**WORK INSTRUCTIONS**
Please output only the lines that run from the line containing "What text is on this page?" through the end of the material below, exactly.

**EXERCISE INPUT**
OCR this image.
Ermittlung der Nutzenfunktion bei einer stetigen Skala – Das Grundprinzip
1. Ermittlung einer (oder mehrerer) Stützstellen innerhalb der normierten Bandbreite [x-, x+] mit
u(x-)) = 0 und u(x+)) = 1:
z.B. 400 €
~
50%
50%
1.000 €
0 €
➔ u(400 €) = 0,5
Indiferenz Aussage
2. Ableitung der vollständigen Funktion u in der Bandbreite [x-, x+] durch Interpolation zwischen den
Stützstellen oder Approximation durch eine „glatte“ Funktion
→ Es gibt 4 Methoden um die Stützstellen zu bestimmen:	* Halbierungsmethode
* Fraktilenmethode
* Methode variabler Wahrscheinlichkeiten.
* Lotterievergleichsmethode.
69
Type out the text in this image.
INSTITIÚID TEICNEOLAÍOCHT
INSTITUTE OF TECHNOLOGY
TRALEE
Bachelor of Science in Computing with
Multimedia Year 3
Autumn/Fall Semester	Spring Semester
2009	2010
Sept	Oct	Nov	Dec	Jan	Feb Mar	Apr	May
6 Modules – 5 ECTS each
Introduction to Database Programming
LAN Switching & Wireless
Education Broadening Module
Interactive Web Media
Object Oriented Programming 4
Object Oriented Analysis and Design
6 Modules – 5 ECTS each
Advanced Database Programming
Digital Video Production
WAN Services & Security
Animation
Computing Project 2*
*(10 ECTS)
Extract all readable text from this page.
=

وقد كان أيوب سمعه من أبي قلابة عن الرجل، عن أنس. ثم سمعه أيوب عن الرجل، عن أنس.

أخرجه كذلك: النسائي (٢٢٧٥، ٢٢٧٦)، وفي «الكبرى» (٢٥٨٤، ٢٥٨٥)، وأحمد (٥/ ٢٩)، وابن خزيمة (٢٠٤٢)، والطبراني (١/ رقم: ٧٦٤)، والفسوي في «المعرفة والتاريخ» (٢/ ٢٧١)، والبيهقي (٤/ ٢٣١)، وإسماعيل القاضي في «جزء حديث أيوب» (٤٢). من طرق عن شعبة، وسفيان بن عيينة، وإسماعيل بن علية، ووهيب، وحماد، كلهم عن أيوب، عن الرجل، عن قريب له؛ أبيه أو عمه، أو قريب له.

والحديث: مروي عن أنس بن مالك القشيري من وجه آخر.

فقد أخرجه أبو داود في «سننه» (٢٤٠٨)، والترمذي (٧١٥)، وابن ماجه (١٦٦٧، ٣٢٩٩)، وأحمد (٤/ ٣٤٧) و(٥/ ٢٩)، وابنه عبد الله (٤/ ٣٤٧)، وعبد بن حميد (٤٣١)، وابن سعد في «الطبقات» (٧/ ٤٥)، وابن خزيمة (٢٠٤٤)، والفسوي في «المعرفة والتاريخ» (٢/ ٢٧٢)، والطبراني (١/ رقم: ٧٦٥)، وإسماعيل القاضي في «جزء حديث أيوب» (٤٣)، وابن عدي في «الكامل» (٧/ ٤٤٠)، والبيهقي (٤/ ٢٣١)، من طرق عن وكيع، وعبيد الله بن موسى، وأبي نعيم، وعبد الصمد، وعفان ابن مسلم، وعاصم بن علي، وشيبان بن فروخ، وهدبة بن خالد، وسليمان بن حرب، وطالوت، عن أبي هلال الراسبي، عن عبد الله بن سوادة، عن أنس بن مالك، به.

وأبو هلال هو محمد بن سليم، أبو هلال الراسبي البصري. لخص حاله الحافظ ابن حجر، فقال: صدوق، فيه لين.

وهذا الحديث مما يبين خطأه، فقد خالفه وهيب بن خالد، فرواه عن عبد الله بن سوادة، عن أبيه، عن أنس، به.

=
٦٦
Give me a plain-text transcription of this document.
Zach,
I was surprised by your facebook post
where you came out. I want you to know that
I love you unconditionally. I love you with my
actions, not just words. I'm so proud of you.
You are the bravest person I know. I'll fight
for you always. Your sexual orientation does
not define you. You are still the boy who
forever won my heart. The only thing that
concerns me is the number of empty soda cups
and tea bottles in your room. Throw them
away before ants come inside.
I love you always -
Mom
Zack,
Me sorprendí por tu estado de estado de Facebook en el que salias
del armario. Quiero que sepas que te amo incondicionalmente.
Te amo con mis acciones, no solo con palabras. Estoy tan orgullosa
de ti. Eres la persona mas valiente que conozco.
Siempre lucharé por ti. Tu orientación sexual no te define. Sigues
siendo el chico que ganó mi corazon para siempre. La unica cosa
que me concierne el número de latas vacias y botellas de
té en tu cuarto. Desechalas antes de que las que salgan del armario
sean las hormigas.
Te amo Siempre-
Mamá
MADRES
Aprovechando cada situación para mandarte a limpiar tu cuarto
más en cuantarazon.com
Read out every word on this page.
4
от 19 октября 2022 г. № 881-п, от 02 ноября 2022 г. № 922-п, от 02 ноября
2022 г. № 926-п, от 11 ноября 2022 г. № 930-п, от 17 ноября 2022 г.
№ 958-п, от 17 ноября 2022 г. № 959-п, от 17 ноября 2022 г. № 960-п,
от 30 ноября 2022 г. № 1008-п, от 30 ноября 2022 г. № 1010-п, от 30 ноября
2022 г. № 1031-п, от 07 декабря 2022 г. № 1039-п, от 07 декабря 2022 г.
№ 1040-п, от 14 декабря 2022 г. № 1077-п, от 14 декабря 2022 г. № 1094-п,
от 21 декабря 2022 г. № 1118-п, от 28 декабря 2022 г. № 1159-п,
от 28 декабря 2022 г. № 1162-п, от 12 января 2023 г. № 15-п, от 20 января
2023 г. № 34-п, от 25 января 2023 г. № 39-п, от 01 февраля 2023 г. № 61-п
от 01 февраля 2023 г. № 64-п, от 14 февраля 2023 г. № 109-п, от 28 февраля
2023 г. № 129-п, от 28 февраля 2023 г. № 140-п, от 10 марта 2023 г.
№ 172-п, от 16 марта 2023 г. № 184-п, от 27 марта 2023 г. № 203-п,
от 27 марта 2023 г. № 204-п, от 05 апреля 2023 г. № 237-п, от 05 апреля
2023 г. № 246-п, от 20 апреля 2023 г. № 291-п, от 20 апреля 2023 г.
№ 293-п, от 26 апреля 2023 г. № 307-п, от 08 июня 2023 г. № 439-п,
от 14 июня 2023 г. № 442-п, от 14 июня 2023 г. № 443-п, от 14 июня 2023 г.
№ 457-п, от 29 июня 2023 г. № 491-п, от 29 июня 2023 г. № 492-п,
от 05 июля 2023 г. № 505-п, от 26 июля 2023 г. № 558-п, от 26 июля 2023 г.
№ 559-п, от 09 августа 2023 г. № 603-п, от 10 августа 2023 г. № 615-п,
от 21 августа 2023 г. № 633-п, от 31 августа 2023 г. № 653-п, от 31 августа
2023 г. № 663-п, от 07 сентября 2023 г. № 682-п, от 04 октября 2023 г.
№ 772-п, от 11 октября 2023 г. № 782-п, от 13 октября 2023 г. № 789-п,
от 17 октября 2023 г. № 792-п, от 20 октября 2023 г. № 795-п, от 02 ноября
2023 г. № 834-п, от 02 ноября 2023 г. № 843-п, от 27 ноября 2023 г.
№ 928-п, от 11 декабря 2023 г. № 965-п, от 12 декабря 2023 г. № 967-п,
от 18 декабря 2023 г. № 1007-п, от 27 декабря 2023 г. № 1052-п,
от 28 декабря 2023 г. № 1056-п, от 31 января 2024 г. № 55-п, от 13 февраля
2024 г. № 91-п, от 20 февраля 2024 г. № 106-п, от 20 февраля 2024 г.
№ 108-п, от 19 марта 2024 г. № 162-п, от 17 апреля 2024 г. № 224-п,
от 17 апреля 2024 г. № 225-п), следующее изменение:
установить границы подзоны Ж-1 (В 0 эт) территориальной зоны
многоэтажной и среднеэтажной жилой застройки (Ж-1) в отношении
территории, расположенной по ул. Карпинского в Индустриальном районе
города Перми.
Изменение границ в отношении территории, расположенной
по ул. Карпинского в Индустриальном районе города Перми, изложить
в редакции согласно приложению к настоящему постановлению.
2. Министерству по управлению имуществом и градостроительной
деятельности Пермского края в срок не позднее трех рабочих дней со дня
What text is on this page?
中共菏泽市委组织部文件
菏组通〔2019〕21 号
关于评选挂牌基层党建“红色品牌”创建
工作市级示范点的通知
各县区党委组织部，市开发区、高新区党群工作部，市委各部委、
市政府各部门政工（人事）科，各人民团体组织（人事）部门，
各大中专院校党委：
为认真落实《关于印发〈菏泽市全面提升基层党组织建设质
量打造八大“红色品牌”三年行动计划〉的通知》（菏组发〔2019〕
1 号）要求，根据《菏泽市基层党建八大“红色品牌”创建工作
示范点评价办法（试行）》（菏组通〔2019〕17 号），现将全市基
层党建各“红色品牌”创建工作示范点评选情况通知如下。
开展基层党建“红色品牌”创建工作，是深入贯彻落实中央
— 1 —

**EXERCISE RESULT**
What text is on this page?
中共菏泽市委组织部文件
菏组通〔2019〕21 号
关于评选挂牌基层党建“红色品牌”创建
工作市级示范点的通知
各县区党委组织部，市开发区、高新区党群工作部，市委各部委、
市政府各部门政工（人事）科，各人民团体组织（人事）部门，
各大中专院校党委：
为认真落实《关于印发〈菏泽市全面提升基层党组织建设质
量打造八大“红色品牌”三年行动计划〉的通知》（菏组发〔2019〕
1 号）要求，根据《菏泽市基层党建八大“红色品牌”创建工作
示范点评价办法（试行）》（菏组通〔2019〕17 号），现将全市基
层党建各“红色品牌”创建工作示范点评选情况通知如下。
开展基层党建“红色品牌”创建工作，是深入贯彻落实中央
— 1 —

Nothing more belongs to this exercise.